_WORK TO COMPLETE_
Gather each line in the entries that includes the string "Housing".
BEGIN ENTRIES PROVIDED
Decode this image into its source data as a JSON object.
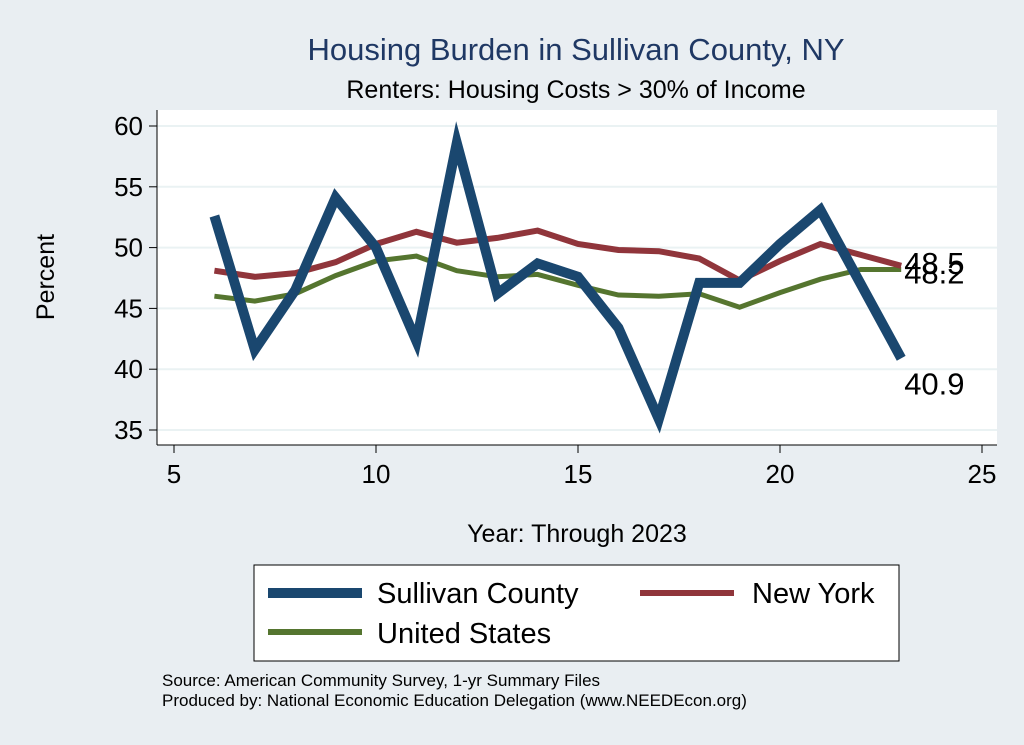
{
  "chart_data": {
    "type": "line",
    "title": "Housing Burden in Sullivan County, NY",
    "subtitle": "Renters: Housing Costs > 30% of Income",
    "xlabel": "Year: Through 2023",
    "ylabel": "Percent",
    "xlim": [
      5,
      25
    ],
    "ylim": [
      34,
      61
    ],
    "xticks": [
      5,
      10,
      15,
      20,
      25
    ],
    "yticks": [
      35,
      40,
      45,
      50,
      55,
      60
    ],
    "grid": true,
    "legend_position": "bottom",
    "x": [
      6,
      7,
      8,
      9,
      10,
      11,
      12,
      13,
      14,
      15,
      16,
      17,
      18,
      19,
      20,
      21,
      22,
      23
    ],
    "series": [
      {
        "name": "Sullivan County",
        "color": "#1a476f",
        "values": [
          52.6,
          41.6,
          46.5,
          54.1,
          50.0,
          42.3,
          58.6,
          46.2,
          48.7,
          47.6,
          43.4,
          35.9,
          47.1,
          47.1,
          50.3,
          53.1,
          47.0,
          40.9
        ],
        "end_label": "40.9"
      },
      {
        "name": "New York",
        "color": "#90353b",
        "values": [
          48.1,
          47.6,
          47.9,
          48.8,
          50.3,
          51.3,
          50.4,
          50.8,
          51.4,
          50.3,
          49.8,
          49.7,
          49.1,
          47.3,
          48.9,
          50.3,
          49.4,
          48.5
        ],
        "end_label": "48.5"
      },
      {
        "name": "United States",
        "color": "#55752f",
        "values": [
          46.0,
          45.6,
          46.2,
          47.7,
          48.9,
          49.3,
          48.1,
          47.6,
          47.8,
          46.9,
          46.1,
          46.0,
          46.2,
          45.1,
          46.3,
          47.4,
          48.2,
          48.2
        ],
        "end_label": "48.2"
      }
    ],
    "notes": [
      "Source: American Community Survey, 1-yr Summary Files",
      "Produced by: National Economic Education Delegation (www.NEEDEcon.org)"
    ]
  }
}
END ENTRIES PROVIDED
_RESPONSE TO THE EXERCISE_
    "title": "Housing Burden in Sullivan County, NY",
    "subtitle": "Renters: Housing Costs > 30% of Income",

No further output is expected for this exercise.